# Start of EXERCISE INPUT

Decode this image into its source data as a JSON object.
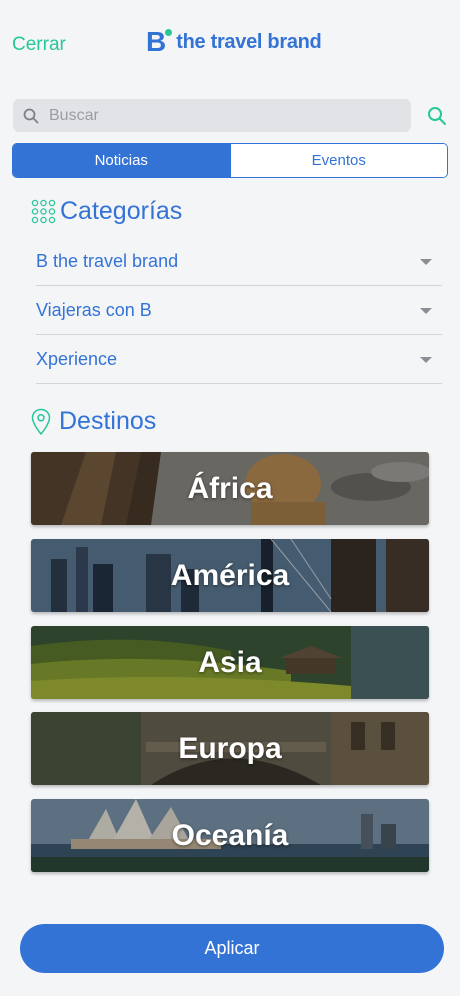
{
  "header": {
    "close_label": "Cerrar",
    "brand_letter": "B",
    "brand_name": "the travel brand"
  },
  "search": {
    "placeholder": "Buscar"
  },
  "tabs": [
    {
      "label": "Noticias",
      "active": true
    },
    {
      "label": "Eventos",
      "active": false
    }
  ],
  "categories": {
    "title": "Categorías",
    "items": [
      {
        "label": "B the travel brand"
      },
      {
        "label": "Viajeras con B"
      },
      {
        "label": "Xperience"
      }
    ]
  },
  "destinations": {
    "title": "Destinos",
    "items": [
      {
        "label": "África"
      },
      {
        "label": "América"
      },
      {
        "label": "Asia"
      },
      {
        "label": "Europa"
      },
      {
        "label": "Oceanía"
      }
    ]
  },
  "apply_label": "Aplicar",
  "colors": {
    "primary": "#3473d6",
    "accent": "#27c79a",
    "background": "#f4f5f7"
  },
  "icons": [
    "search-icon",
    "search-button-icon",
    "grid-icon",
    "location-pin-icon",
    "chevron-down-icon"
  ]
}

# End of EXERCISE INPUT

# GIVEN EXERCISE
Quote the data above in full, leaving out the pictures it holds.

# WRITTEN REPLY
Decode this image into its source data as a JSON object.
{
  "header": {
    "close_label": "Cerrar",
    "brand_letter": "B",
    "brand_name": "the travel brand"
  },
  "search": {
    "placeholder": "Buscar"
  },
  "tabs": [
    {
      "label": "Noticias",
      "active": true
    },
    {
      "label": "Eventos",
      "active": false
    }
  ],
  "categories": {
    "title": "Categorías",
    "items": [
      {
        "label": "B the travel brand"
      },
      {
        "label": "Viajeras con B"
      },
      {
        "label": "Xperience"
      }
    ]
  },
  "destinations": {
    "title": "Destinos",
    "items": [
      {
        "label": "África"
      },
      {
        "label": "América"
      },
      {
        "label": "Asia"
      },
      {
        "label": "Europa"
      },
      {
        "label": "Oceanía"
      }
    ]
  },
  "apply_label": "Aplicar",
  "colors": {
    "primary": "#3473d6",
    "accent": "#27c79a",
    "background": "#f4f5f7"
  },
  "icons": [
    "search-icon",
    "search-button-icon",
    "grid-icon",
    "location-pin-icon",
    "chevron-down-icon"
  ]
}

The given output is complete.